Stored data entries

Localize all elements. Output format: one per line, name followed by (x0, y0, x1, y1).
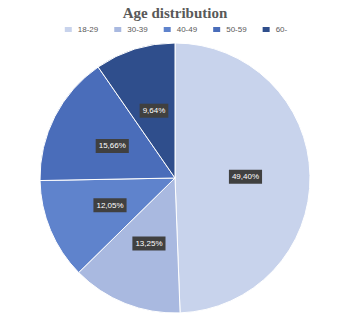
svg-text:49,40%: 49,40% (232, 172, 259, 181)
svg-text:15,66%: 15,66% (99, 141, 126, 150)
svg-text:12,05%: 12,05% (96, 201, 123, 210)
svg-text:18-29: 18-29 (78, 25, 99, 34)
svg-text:9,64%: 9,64% (143, 106, 166, 115)
svg-text:40-49: 40-49 (177, 25, 198, 34)
svg-text:60-: 60- (276, 25, 288, 34)
svg-text:30-39: 30-39 (127, 25, 148, 34)
svg-text:13,25%: 13,25% (135, 239, 162, 248)
svg-text:50-59: 50-59 (226, 25, 247, 34)
svg-text:Age distribution: Age distribution (123, 5, 228, 21)
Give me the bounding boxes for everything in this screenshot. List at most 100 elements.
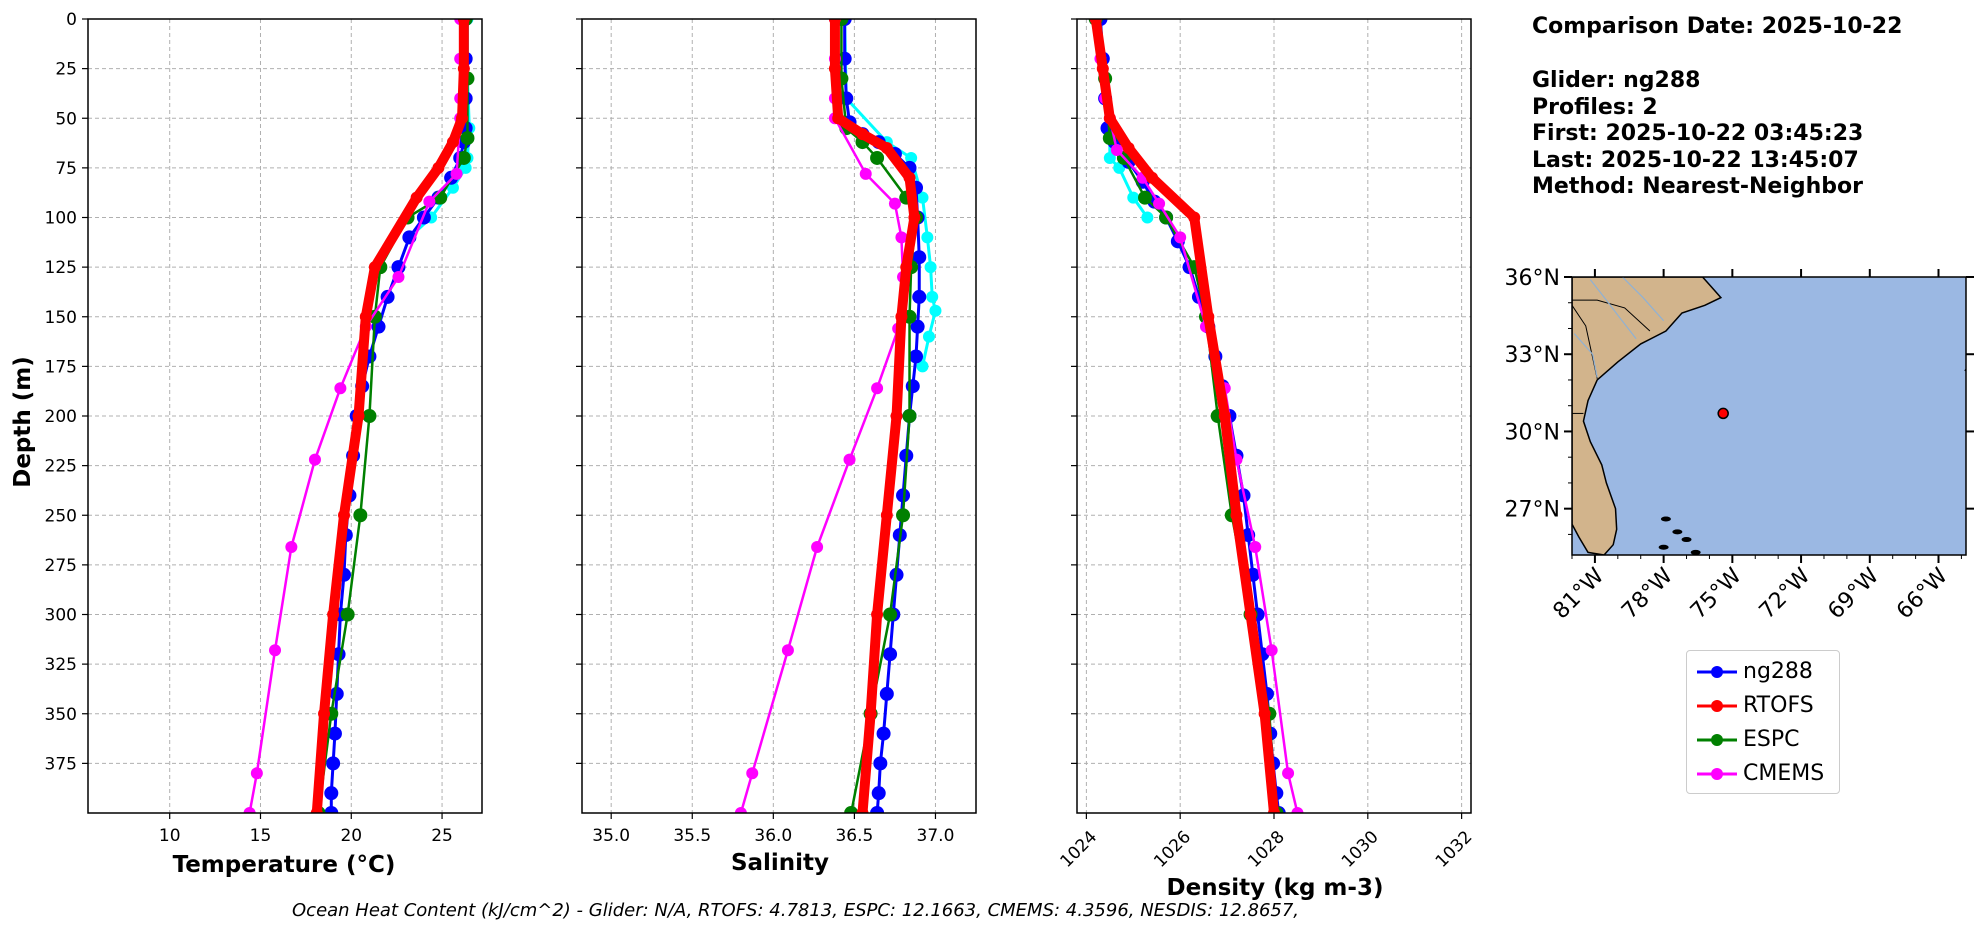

**EXERCISE:** Please arrange every line of the records above as a numbered list, skipping blank lines and leaving out the pictures.

**SOLUTION FOR THIS PROBLEM:**
1. Localize all elements. Output format: one per line, name followed by (x0, y0, x1, y1).
2. svg-text:49,40%: 49,40% (232, 172, 259, 181)
3. svg-text:15,66%: 15,66% (99, 141, 126, 150)
4. svg-text:12,05%: 12,05% (96, 201, 123, 210)
5. svg-text:18-29: 18-29 (78, 25, 99, 34)
6. svg-text:9,64%: 9,64% (143, 106, 166, 115)
7. svg-text:40-49: 40-49 (177, 25, 198, 34)
8. svg-text:60-: 60- (276, 25, 288, 34)
9. svg-text:30-39: 30-39 (127, 25, 148, 34)
10. svg-text:13,25%: 13,25% (135, 239, 162, 248)
11. svg-text:50-59: 50-59 (226, 25, 247, 34)
12. svg-text:Age distribution: Age distribution (123, 5, 228, 21)
13. Give me the bounding boxes for everything in this screenshot. List at most 100 elements.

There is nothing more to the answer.